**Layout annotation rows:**
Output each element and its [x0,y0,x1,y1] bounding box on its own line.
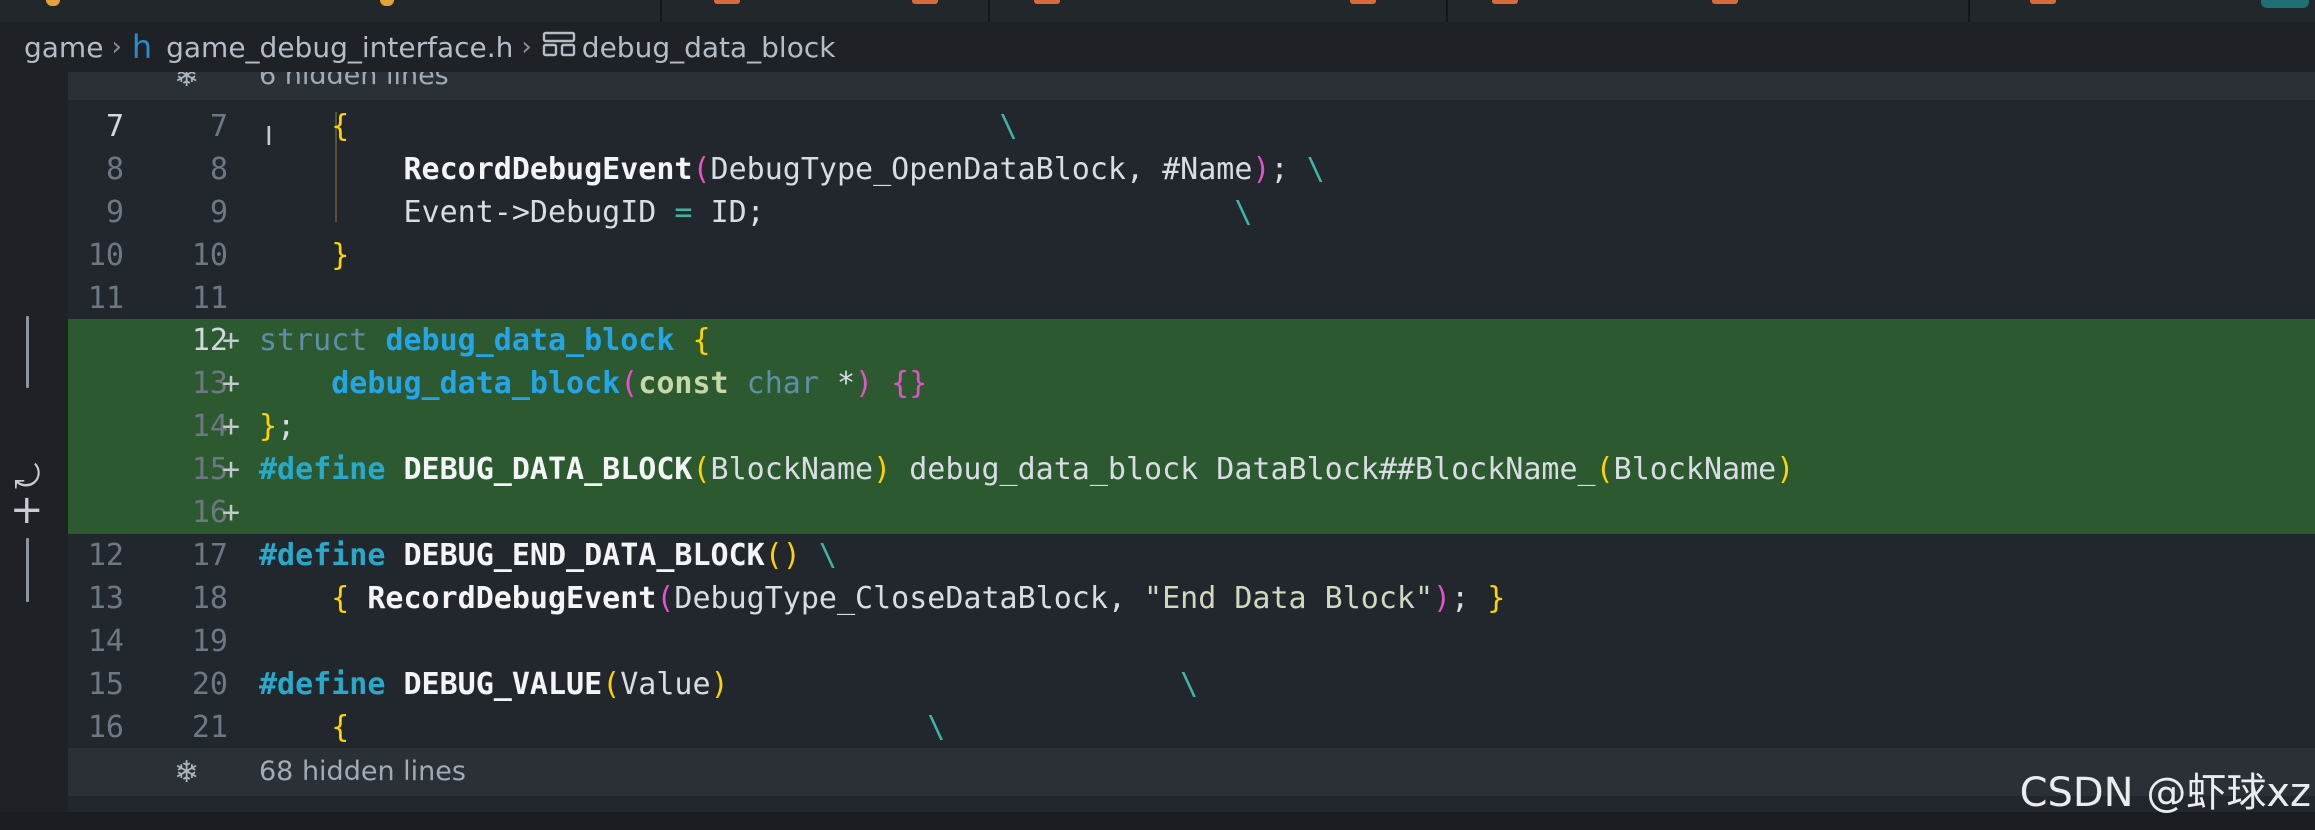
code-text: #define DEBUG_DATA_BLOCK(BlockName) debu… [259,452,1795,487]
new-line-number: 21 [191,710,228,745]
code-line[interactable]: 14 19 [68,620,2315,663]
added-marker: + [222,495,241,530]
added-code-line[interactable]: 14 + }; [68,405,2315,448]
new-line-number: 14 [191,409,228,444]
breadcrumb-symbol[interactable]: debug_data_block [582,31,836,64]
change-bar [26,538,29,602]
code-text: #define DEBUG_VALUE(Value) \ [259,667,1199,702]
code-line[interactable]: 11 11 [68,277,2315,320]
old-line-number: 12 [87,538,124,573]
horizontal-scrollbar[interactable] [0,812,2315,830]
added-code-line[interactable]: 12 + struct debug_data_block { [68,319,2315,362]
text-cursor-icon: I [265,122,273,152]
chevron-right-icon: › [111,32,122,62]
breadcrumb-folder[interactable]: game [24,31,103,64]
plus-icon[interactable]: + [10,490,44,530]
tab-mark [2030,0,2056,4]
code-text: struct debug_data_block { [259,323,711,358]
code-text: { \ [331,109,1018,144]
added-code-line[interactable]: 15 + #define DEBUG_DATA_BLOCK(BlockName)… [68,448,2315,491]
editor-tab-4[interactable] [1448,0,1970,22]
new-line-number: 12 [191,323,228,358]
code-text: { \ [331,710,946,745]
tab-mark [1350,0,1376,4]
breadcrumb-file[interactable]: game_debug_interface.h [166,31,513,64]
new-line-number: 11 [191,281,228,316]
editor-tab-2[interactable] [662,0,990,22]
tab-mark [714,0,740,4]
tab-modified-dot [380,0,394,6]
code-editor[interactable]: ❄ 6 hidden lines 7 7 { \ 8 8 RecordDebug… [68,72,2315,812]
old-line-number: 11 [87,281,124,316]
old-line-number: 15 [87,667,124,702]
code-text: }; [259,409,296,444]
tab-mark [1034,0,1060,4]
snowflake-fold-icon: ❄ [174,72,200,94]
added-marker: + [222,366,241,401]
new-line-number: 15 [191,452,228,487]
tab-strip [0,0,2315,22]
diff-gutter: ⤾ + [0,72,68,830]
editor-tab-5[interactable] [1970,0,2315,22]
tab-modified-dot [46,0,60,6]
new-line-number: 19 [191,624,228,659]
added-marker: + [222,452,241,487]
code-text: #define DEBUG_END_DATA_BLOCK() \ [259,538,837,573]
code-line[interactable]: 9 9 Event->DebugID = ID; \ [68,191,2315,234]
editor-tab-3[interactable] [990,0,1448,22]
code-text: debug_data_block(const char *) {} [331,366,928,401]
struct-symbol-icon [542,31,576,64]
new-line-number: 17 [191,538,228,573]
new-line-number: 9 [209,195,228,230]
new-line-number: 7 [209,109,228,144]
old-line-number: 8 [105,152,124,187]
added-marker: + [222,323,241,358]
chevron-right-icon: › [521,32,532,62]
code-line[interactable]: 15 20 #define DEBUG_VALUE(Value) \ [68,663,2315,706]
snowflake-fold-icon: ❄ [174,755,200,790]
old-line-number: 7 [105,109,124,144]
old-line-number: 14 [87,624,124,659]
new-line-number: 13 [191,366,228,401]
change-bar [26,316,29,388]
watermark: CSDN @虾球xz [2019,770,2311,816]
code-text: } [331,238,350,273]
fold-label: 68 hidden lines [259,756,466,787]
new-line-number: 10 [191,238,228,273]
code-line[interactable]: 13 18 { RecordDebugEvent(DebugType_Close… [68,577,2315,620]
code-line[interactable]: 12 17 #define DEBUG_END_DATA_BLOCK() \ [68,534,2315,577]
hidden-lines-fold-top[interactable]: ❄ 6 hidden lines [68,72,2315,100]
old-line-number: 10 [87,238,124,273]
code-line[interactable]: 7 7 { \ [68,105,2315,148]
new-line-number: 20 [191,667,228,702]
new-line-number: 18 [191,581,228,616]
hidden-lines-fold-bottom[interactable]: ❄ 68 hidden lines [68,748,2315,796]
fold-label: 6 hidden lines [259,72,449,91]
tab-close-accent[interactable] [2261,0,2309,8]
breadcrumb: game › h game_debug_interface.h › debug_… [0,22,2315,72]
editor-tab-1[interactable] [0,0,662,22]
code-text: RecordDebugEvent(DebugType_OpenDataBlock… [403,152,1325,187]
added-code-line[interactable]: 13 + debug_data_block(const char *) {} [68,362,2315,405]
tab-mark [912,0,938,4]
code-text: { RecordDebugEvent(DebugType_CloseDataBl… [331,581,1506,616]
header-file-icon: h [131,28,153,66]
code-line[interactable]: 8 8 RecordDebugEvent(DebugType_OpenDataB… [68,148,2315,191]
code-line[interactable]: 10 10 } [68,234,2315,277]
new-line-number: 16 [191,495,228,530]
tab-mark [1492,0,1518,4]
added-code-line[interactable]: 16 + [68,491,2315,534]
code-line[interactable]: 16 21 { \ [68,706,2315,749]
code-text: Event->DebugID = ID; \ [403,195,1253,230]
old-line-number: 13 [87,581,124,616]
old-line-number: 9 [105,195,124,230]
old-line-number: 16 [87,710,124,745]
added-marker: + [222,409,241,444]
new-line-number: 8 [209,152,228,187]
tab-mark [1712,0,1738,4]
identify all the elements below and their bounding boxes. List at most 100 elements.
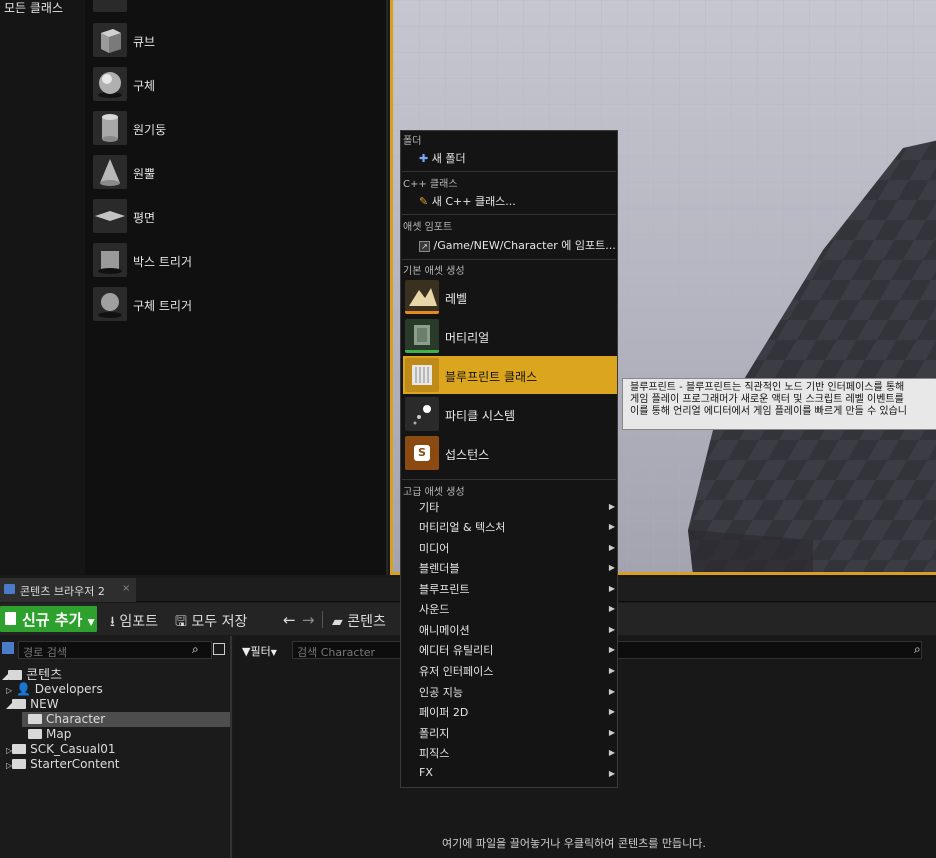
folder-icon xyxy=(12,699,27,709)
material-icon xyxy=(405,319,439,353)
section-advanced-assets: 고급 애셋 생성 xyxy=(403,487,465,498)
collapse-arrow-icon: ▷ xyxy=(6,686,13,695)
path-breadcrumb[interactable]: ▰ 콘텐츠 xyxy=(332,611,386,631)
substance-icon: S xyxy=(405,436,439,470)
item-thumbnail xyxy=(93,0,127,12)
cube-icon xyxy=(93,23,127,57)
place-item-cube[interactable]: 큐브 xyxy=(93,23,383,63)
folder-icon xyxy=(28,714,42,724)
submenu-physics[interactable]: 피직스 ▶ xyxy=(419,745,617,765)
cone-icon xyxy=(93,155,127,189)
category-all-classes[interactable]: 모든 클래스 xyxy=(4,0,63,16)
save-icon: 🖫 xyxy=(175,614,187,630)
search-icon[interactable]: ⌕ xyxy=(192,642,199,657)
place-item-sphere-trigger[interactable]: 구체 트리거 xyxy=(93,287,383,327)
folder-icon xyxy=(12,744,27,754)
submenu-fx[interactable]: FX ▶ xyxy=(419,766,617,786)
folder-icon xyxy=(8,670,23,680)
dropdown-arrow-icon: ▼ xyxy=(270,648,277,657)
back-button[interactable]: ← xyxy=(283,611,296,629)
submenu-arrow-icon: ▶ xyxy=(608,522,615,531)
submenu-arrow-icon: ▶ xyxy=(608,707,615,716)
path-search-input[interactable]: 경로 검색 xyxy=(18,641,212,659)
add-new-button[interactable]: 신규 추가 ▼ xyxy=(0,606,97,632)
menu-item-new-cpp-class[interactable]: ✎ 새 C++ 클래스... xyxy=(419,193,516,209)
import-button[interactable]: ⭳ 임포트 xyxy=(110,611,158,635)
tree-item-new[interactable]: ◢ NEW xyxy=(6,697,59,712)
submenu-arrow-icon: ▶ xyxy=(608,728,615,737)
menu-separator xyxy=(402,214,616,215)
submenu-sounds[interactable]: 사운드 ▶ xyxy=(419,601,617,621)
submenu-media[interactable]: 미디어 ▶ xyxy=(419,540,617,560)
submenu-arrow-icon: ▶ xyxy=(608,584,615,593)
arrow-right-icon: → xyxy=(302,611,315,629)
tree-item-map[interactable]: Map xyxy=(28,727,71,742)
tree-item-character[interactable]: Character xyxy=(22,712,230,727)
menu-item-particle-system[interactable]: 파티클 시스템 xyxy=(403,395,617,433)
submenu-foliage[interactable]: 폴리지 ▶ xyxy=(419,725,617,745)
section-folder: 폴더 xyxy=(403,136,422,147)
tree-item-starter-content[interactable]: ▷ StarterContent xyxy=(6,757,120,772)
section-basic-assets: 기본 애셋 생성 xyxy=(403,266,465,277)
place-item-cone[interactable]: 원뿔 xyxy=(93,155,383,195)
level-icon xyxy=(405,280,439,314)
search-icon[interactable]: ⌕ xyxy=(914,642,921,657)
submenu-blendables[interactable]: 블렌더블 ▶ xyxy=(419,560,617,580)
place-item-box-trigger[interactable]: 박스 트리거 xyxy=(93,243,383,283)
forward-button[interactable]: → xyxy=(302,611,315,629)
blueprint-tooltip: 블루프린트 - 블루프린트는 직관적인 노드 기반 인터페이스를 통해 게임 플… xyxy=(622,378,936,430)
submenu-arrow-icon: ▶ xyxy=(608,543,615,552)
close-tab-icon[interactable]: × xyxy=(122,583,130,594)
import-icon: ↗ xyxy=(419,241,430,252)
section-cpp: C++ 클래스 xyxy=(403,179,458,190)
cpp-class-icon: ✎ xyxy=(419,195,429,208)
submenu-paper-2d[interactable]: 페이퍼 2D ▶ xyxy=(419,704,617,724)
submenu-blueprints[interactable]: 블루프린트 ▶ xyxy=(419,581,617,601)
place-item-cylinder[interactable]: 원기둥 xyxy=(93,111,383,151)
sphere-icon xyxy=(93,67,127,101)
submenu-arrow-icon: ▶ xyxy=(608,502,615,511)
menu-item-blueprint-class[interactable]: 블루프린트 클래스 xyxy=(403,356,617,394)
submenu-artificial-intelligence[interactable]: 인공 지능 ▶ xyxy=(419,684,617,704)
submenu-animation[interactable]: 애니메이션 ▶ xyxy=(419,622,617,642)
menu-item-new-folder[interactable]: ✚ 새 폴더 xyxy=(419,150,466,166)
submenu-arrow-icon: ▶ xyxy=(608,687,615,696)
menu-item-substance[interactable]: S 섭스턴스 xyxy=(403,434,617,472)
submenu-materials-textures[interactable]: 머티리얼 & 텍스처 ▶ xyxy=(419,519,617,539)
box-trigger-icon xyxy=(93,243,127,277)
plane-icon xyxy=(93,199,127,233)
import-icon: ⭳ xyxy=(110,614,115,630)
new-file-icon xyxy=(5,612,16,625)
submenu-arrow-icon: ▶ xyxy=(608,604,615,613)
submenu-editor-utilities[interactable]: 에디터 유틸리티 ▶ xyxy=(419,642,617,662)
view-options-icon[interactable] xyxy=(213,643,225,655)
submenu-arrow-icon: ▶ xyxy=(608,563,615,572)
save-all-button[interactable]: 🖫 모두 저장 xyxy=(175,611,247,635)
arrow-left-icon: ← xyxy=(283,611,296,629)
place-item-plane[interactable]: 평면 xyxy=(93,199,383,239)
tab-content-browser-2[interactable]: 콘텐츠 브라우저 2 × xyxy=(0,578,136,602)
place-item-sphere[interactable]: 구체 xyxy=(93,67,383,107)
tree-item-sck-casual[interactable]: ▷ SCK_Casual01 xyxy=(6,742,116,757)
tree-item-content-root[interactable]: ◢ 콘텐츠 xyxy=(2,664,62,683)
menu-item-level[interactable]: 레벨 xyxy=(403,278,617,316)
submenu-misc[interactable]: 기타 ▶ xyxy=(419,499,617,519)
submenu-arrow-icon: ▶ xyxy=(608,625,615,634)
menu-separator xyxy=(402,479,616,480)
developer-icon: 👤 xyxy=(15,682,31,696)
empty-folder-hint: 여기에 파일을 끌어놓거나 우클릭하여 콘텐츠를 만듭니다. xyxy=(442,837,706,850)
place-item-partial[interactable] xyxy=(93,0,383,18)
folder-icon xyxy=(28,729,42,739)
sphere-trigger-icon xyxy=(93,287,127,321)
filter-button[interactable]: ▼필터▼ xyxy=(242,643,277,659)
menu-item-material[interactable]: 머티리얼 xyxy=(403,317,617,355)
cylinder-icon xyxy=(93,111,127,145)
toggle-sources-icon[interactable] xyxy=(2,642,14,654)
menu-item-import-to[interactable]: ↗ /Game/NEW/Character 에 임포트... xyxy=(419,237,616,253)
sources-panel: 경로 검색 ⌕ ◢ 콘텐츠 ▷ 👤 Developers ◢ NEW Charact… xyxy=(0,636,232,858)
tree-item-developers[interactable]: ▷ 👤 Developers xyxy=(6,682,103,697)
new-folder-icon: ✚ xyxy=(419,152,429,165)
submenu-arrow-icon: ▶ xyxy=(608,769,615,778)
submenu-arrow-icon: ▶ xyxy=(608,666,615,675)
submenu-user-interface[interactable]: 유저 인터페이스 ▶ xyxy=(419,663,617,683)
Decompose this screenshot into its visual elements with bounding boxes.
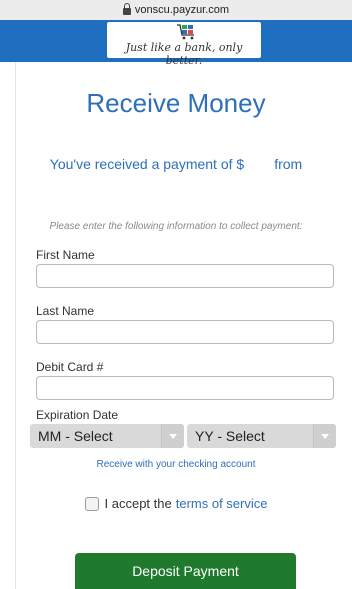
brand-header: Just like a bank, only better.	[0, 20, 352, 67]
accept-text: I accept the	[104, 496, 172, 511]
year-select[interactable]: YY - Select	[187, 424, 336, 448]
received-prefix: You've received a payment of $	[49, 156, 245, 172]
first-name-label: First Name	[36, 248, 95, 262]
received-from: from	[274, 156, 303, 172]
accept-terms-checkbox[interactable]	[84, 496, 99, 511]
year-select-value: YY - Select	[195, 428, 265, 444]
month-select-value: MM - Select	[38, 428, 113, 444]
first-name-input[interactable]	[36, 264, 334, 288]
brand-logo: Just like a bank, only better.	[107, 22, 261, 67]
debit-card-label: Debit Card #	[36, 360, 104, 374]
checking-account-link[interactable]: Receive with your checking account	[0, 459, 352, 470]
debit-card-input[interactable]	[36, 376, 334, 400]
month-select[interactable]: MM - Select	[30, 424, 184, 448]
deposit-payment-button[interactable]: Deposit Payment	[75, 553, 296, 589]
last-name-input[interactable]	[36, 320, 334, 344]
browser-url-bar[interactable]: vonscu.payzur.com	[0, 0, 352, 21]
received-payment-text: You've received a payment of $ from	[0, 156, 352, 172]
url-text: vonscu.payzur.com	[134, 4, 230, 16]
chevron-down-icon	[313, 424, 336, 448]
terms-row: I accept the terms of service	[0, 496, 352, 511]
chevron-down-icon	[161, 424, 184, 448]
instructions-text: Please enter the following information t…	[49, 221, 303, 232]
terms-of-service-link[interactable]: terms of service	[176, 496, 268, 511]
last-name-label: Last Name	[36, 304, 95, 318]
shopping-cart-icon	[177, 24, 194, 40]
page-title: Receive Money	[86, 88, 266, 118]
brand-tagline: Just like a bank, only better.	[125, 41, 243, 67]
expiration-date-label: Expiration Date	[36, 408, 119, 422]
lock-icon	[122, 2, 131, 15]
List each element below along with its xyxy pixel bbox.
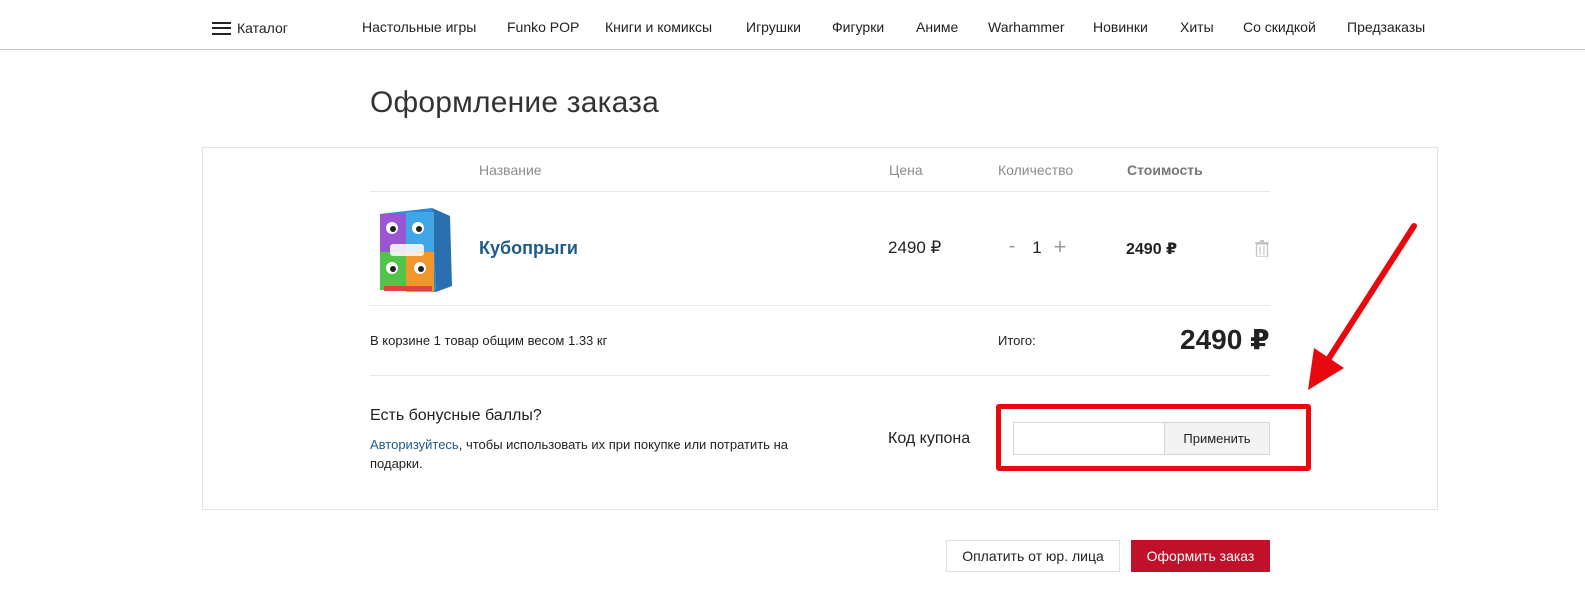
nav-link-new[interactable]: Новинки <box>1093 19 1148 35</box>
nav-link-preorders[interactable]: Предзаказы <box>1347 19 1425 35</box>
column-header-price: Цена <box>889 162 923 178</box>
total-label: Итого: <box>998 333 1036 348</box>
pay-as-legal-entity-button[interactable]: Оплатить от юр. лица <box>946 540 1120 572</box>
nav-link-warhammer[interactable]: Warhammer <box>988 19 1065 35</box>
coupon-input[interactable] <box>1013 422 1165 455</box>
column-header-quantity: Количество <box>998 162 1074 178</box>
apply-coupon-button[interactable]: Применить <box>1164 422 1270 455</box>
bonus-title: Есть бонусные баллы? <box>370 407 542 424</box>
arrow-icon <box>1308 223 1417 390</box>
product-name-link[interactable]: Кубопрыги <box>479 238 578 259</box>
catalog-label: Каталог <box>237 20 288 36</box>
bonus-description: Авторизуйтесь, чтобы использовать их при… <box>370 435 840 473</box>
total-value: 2490 ₽ <box>1180 324 1270 355</box>
divider <box>370 375 1270 376</box>
top-navigation: Каталог Настольные игры Funko POP Книги … <box>0 0 1585 50</box>
quantity-decrease-button[interactable]: - <box>1006 235 1018 258</box>
trash-icon[interactable] <box>1255 240 1269 257</box>
login-link[interactable]: Авторизуйтесь <box>370 437 459 452</box>
column-header-cost: Стоимость <box>1127 162 1203 178</box>
hamburger-icon <box>212 21 231 35</box>
nav-link-board-games[interactable]: Настольные игры <box>362 19 476 35</box>
quantity-increase-button[interactable]: + <box>1052 234 1068 260</box>
nav-link-anime[interactable]: Аниме <box>916 19 958 35</box>
page-title: Оформление заказа <box>370 86 659 119</box>
product-row-cost: 2490 ₽ <box>1126 241 1178 258</box>
nav-link-funko-pop[interactable]: Funko POP <box>507 19 579 35</box>
product-price: 2490 ₽ <box>888 238 942 257</box>
divider <box>370 305 1270 306</box>
product-image[interactable] <box>376 206 452 296</box>
catalog-menu-button[interactable]: Каталог <box>212 19 288 37</box>
nav-link-books-comics[interactable]: Книги и комиксы <box>605 19 712 35</box>
place-order-button[interactable]: Оформить заказ <box>1131 540 1270 572</box>
nav-link-toys[interactable]: Игрушки <box>746 19 801 35</box>
nav-link-sale[interactable]: Со скидкой <box>1243 19 1316 35</box>
cart-summary: В корзине 1 товар общим весом 1.33 кг <box>370 333 608 348</box>
quantity-value: 1 <box>1032 238 1042 257</box>
coupon-label: Код купона <box>888 430 971 447</box>
nav-link-hits[interactable]: Хиты <box>1180 19 1214 35</box>
column-header-name: Название <box>479 162 542 178</box>
divider <box>370 191 1270 192</box>
nav-link-figures[interactable]: Фигурки <box>832 19 884 35</box>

**What you are asked to do:** Please count the lines in the rows above that contain the string "product", matching case exactly, and reply with the number alone.

**Response for this exercise:** 4